Problem:
Write out every line of the items below verbatim, leaving out the pictures.

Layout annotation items
--*--
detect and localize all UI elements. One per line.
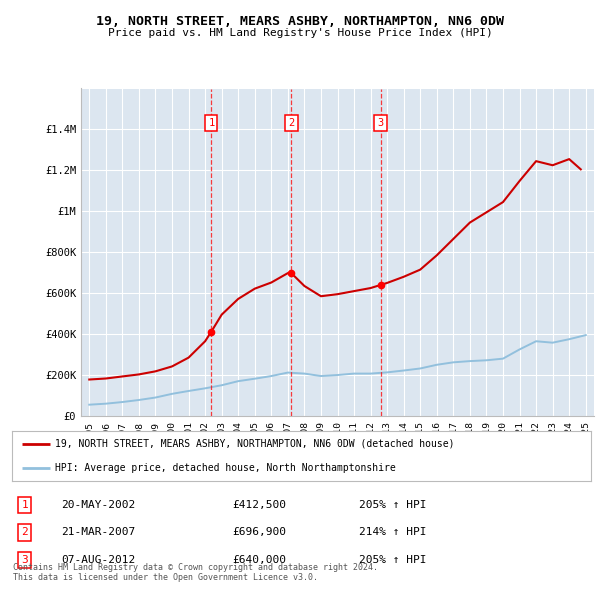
Text: 1: 1 — [22, 500, 28, 510]
Text: 205% ↑ HPI: 205% ↑ HPI — [359, 500, 427, 510]
Text: 214% ↑ HPI: 214% ↑ HPI — [359, 527, 427, 537]
Text: 2: 2 — [22, 527, 28, 537]
Text: 3: 3 — [22, 555, 28, 565]
Text: 205% ↑ HPI: 205% ↑ HPI — [359, 555, 427, 565]
Text: 1: 1 — [208, 118, 215, 128]
Text: 21-MAR-2007: 21-MAR-2007 — [61, 527, 136, 537]
Text: 20-MAY-2002: 20-MAY-2002 — [61, 500, 136, 510]
Text: Price paid vs. HM Land Registry's House Price Index (HPI): Price paid vs. HM Land Registry's House … — [107, 28, 493, 38]
Text: 3: 3 — [377, 118, 383, 128]
Text: HPI: Average price, detached house, North Northamptonshire: HPI: Average price, detached house, Nort… — [55, 463, 396, 473]
Text: £412,500: £412,500 — [232, 500, 286, 510]
Text: Contains HM Land Registry data © Crown copyright and database right 2024.
This d: Contains HM Land Registry data © Crown c… — [13, 563, 378, 582]
Text: £640,000: £640,000 — [232, 555, 286, 565]
Text: 19, NORTH STREET, MEARS ASHBY, NORTHAMPTON, NN6 0DW (detached house): 19, NORTH STREET, MEARS ASHBY, NORTHAMPT… — [55, 439, 455, 449]
Text: 19, NORTH STREET, MEARS ASHBY, NORTHAMPTON, NN6 0DW: 19, NORTH STREET, MEARS ASHBY, NORTHAMPT… — [96, 15, 504, 28]
Text: £696,900: £696,900 — [232, 527, 286, 537]
Text: 2: 2 — [289, 118, 295, 128]
Text: 07-AUG-2012: 07-AUG-2012 — [61, 555, 136, 565]
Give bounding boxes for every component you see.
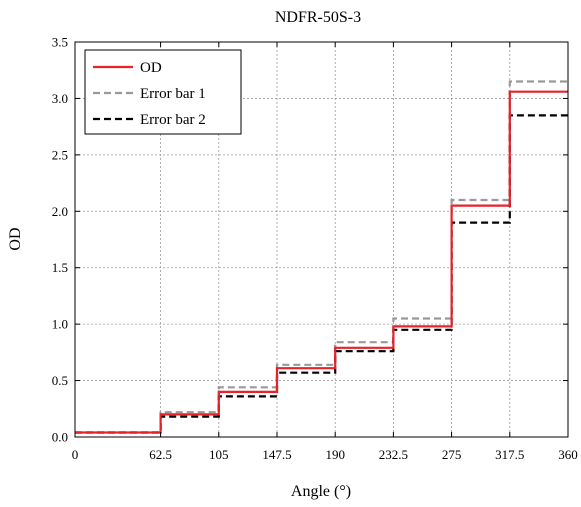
y-tick-label: 2.0	[52, 204, 68, 219]
y-tick-label: 0.0	[52, 430, 68, 445]
x-tick-label: 232.5	[379, 447, 408, 462]
y-tick-label: 3.5	[52, 35, 68, 50]
plot-frame	[74, 41, 569, 438]
series-od-line	[75, 90, 568, 434]
x-tick-label: 317.5	[495, 447, 524, 462]
y-tick-label: 1.5	[52, 260, 68, 275]
x-tick-label: 360	[558, 447, 578, 462]
x-tick-label: 62.5	[149, 447, 172, 462]
y-tick-label: 3.0	[52, 91, 68, 106]
y-axis-label: OD	[7, 227, 24, 250]
x-axis-label: Angle (°)	[291, 483, 351, 500]
legend: OD Error bar 1 Error bar 2	[84, 49, 242, 135]
y-tick-label: 1.0	[52, 317, 68, 332]
x-tick-label: 147.5	[262, 447, 291, 462]
series-error-bar-1-line	[75, 80, 568, 434]
legend-label-od: OD	[140, 60, 162, 76]
axis-ticks: 0 62.5 105 147.5 190 232.5 275 317.5 360 0.0 0.5 1.…	[52, 35, 578, 463]
y-tick-label: 0.5	[52, 373, 68, 388]
legend-label-error-bar-1: Error bar 1	[140, 86, 206, 102]
x-tick-label: 275	[442, 447, 462, 462]
plot-series	[75, 80, 568, 434]
x-tick-label: 105	[209, 447, 229, 462]
legend-label-error-bar-2: Error bar 2	[140, 112, 206, 128]
x-tick-label: 190	[325, 447, 345, 462]
x-tick-label: 0	[72, 447, 79, 462]
chart-title: NDFR-50S-3	[275, 9, 361, 26]
y-tick-label: 2.5	[52, 147, 68, 162]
--*--
Correct result:
detect and localize all UI elements. One per line.
Text: 1: 1 — [22, 500, 28, 510]
Text: 205% ↑ HPI: 205% ↑ HPI — [359, 500, 427, 510]
Text: 214% ↑ HPI: 214% ↑ HPI — [359, 527, 427, 537]
Text: 2: 2 — [22, 527, 28, 537]
Text: 3: 3 — [22, 555, 28, 565]
Text: 205% ↑ HPI: 205% ↑ HPI — [359, 555, 427, 565]
Text: 1: 1 — [208, 118, 215, 128]
Text: 21-MAR-2007: 21-MAR-2007 — [61, 527, 136, 537]
Text: 20-MAY-2002: 20-MAY-2002 — [61, 500, 136, 510]
Text: Price paid vs. HM Land Registry's House Price Index (HPI): Price paid vs. HM Land Registry's House … — [107, 28, 493, 38]
Text: 3: 3 — [377, 118, 383, 128]
Text: HPI: Average price, detached house, North Northamptonshire: HPI: Average price, detached house, Nort… — [55, 463, 396, 473]
Text: £412,500: £412,500 — [232, 500, 286, 510]
Text: Contains HM Land Registry data © Crown copyright and database right 2024.
This d: Contains HM Land Registry data © Crown c… — [13, 563, 378, 582]
Text: £640,000: £640,000 — [232, 555, 286, 565]
Text: 19, NORTH STREET, MEARS ASHBY, NORTHAMPTON, NN6 0DW (detached house): 19, NORTH STREET, MEARS ASHBY, NORTHAMPT… — [55, 439, 455, 449]
Text: 19, NORTH STREET, MEARS ASHBY, NORTHAMPTON, NN6 0DW: 19, NORTH STREET, MEARS ASHBY, NORTHAMPT… — [96, 15, 504, 28]
Text: £696,900: £696,900 — [232, 527, 286, 537]
Text: 2: 2 — [289, 118, 295, 128]
Text: 07-AUG-2012: 07-AUG-2012 — [61, 555, 136, 565]
Give bounding boxes for every component you see.
y-tick-label: 2.0	[52, 204, 68, 219]
y-tick-label: 0.0	[52, 430, 68, 445]
x-tick-label: 232.5	[379, 447, 408, 462]
y-tick-label: 3.5	[52, 35, 68, 50]
plot-frame	[74, 41, 569, 438]
series-od-line	[75, 90, 568, 434]
x-tick-label: 317.5	[495, 447, 524, 462]
y-tick-label: 1.5	[52, 260, 68, 275]
x-tick-label: 360	[558, 447, 578, 462]
x-tick-label: 62.5	[149, 447, 172, 462]
y-tick-label: 3.0	[52, 91, 68, 106]
y-axis-label: OD	[7, 227, 24, 250]
x-axis-label: Angle (°)	[291, 483, 351, 500]
legend: OD Error bar 1 Error bar 2	[84, 49, 242, 135]
y-tick-label: 1.0	[52, 317, 68, 332]
x-tick-label: 147.5	[262, 447, 291, 462]
series-error-bar-1-line	[75, 80, 568, 434]
legend-label-od: OD	[140, 60, 162, 76]
axis-ticks: 0 62.5 105 147.5 190 232.5 275 317.5 360 0.0 0.5 1.…	[52, 35, 578, 463]
y-tick-label: 0.5	[52, 373, 68, 388]
legend-label-error-bar-1: Error bar 1	[140, 86, 206, 102]
x-tick-label: 275	[442, 447, 462, 462]
plot-series	[75, 80, 568, 434]
x-tick-label: 105	[209, 447, 229, 462]
legend-label-error-bar-2: Error bar 2	[140, 112, 206, 128]
x-tick-label: 190	[325, 447, 345, 462]
x-tick-label: 0	[72, 447, 79, 462]
chart-title: NDFR-50S-3	[275, 9, 361, 26]
y-tick-label: 2.5	[52, 147, 68, 162]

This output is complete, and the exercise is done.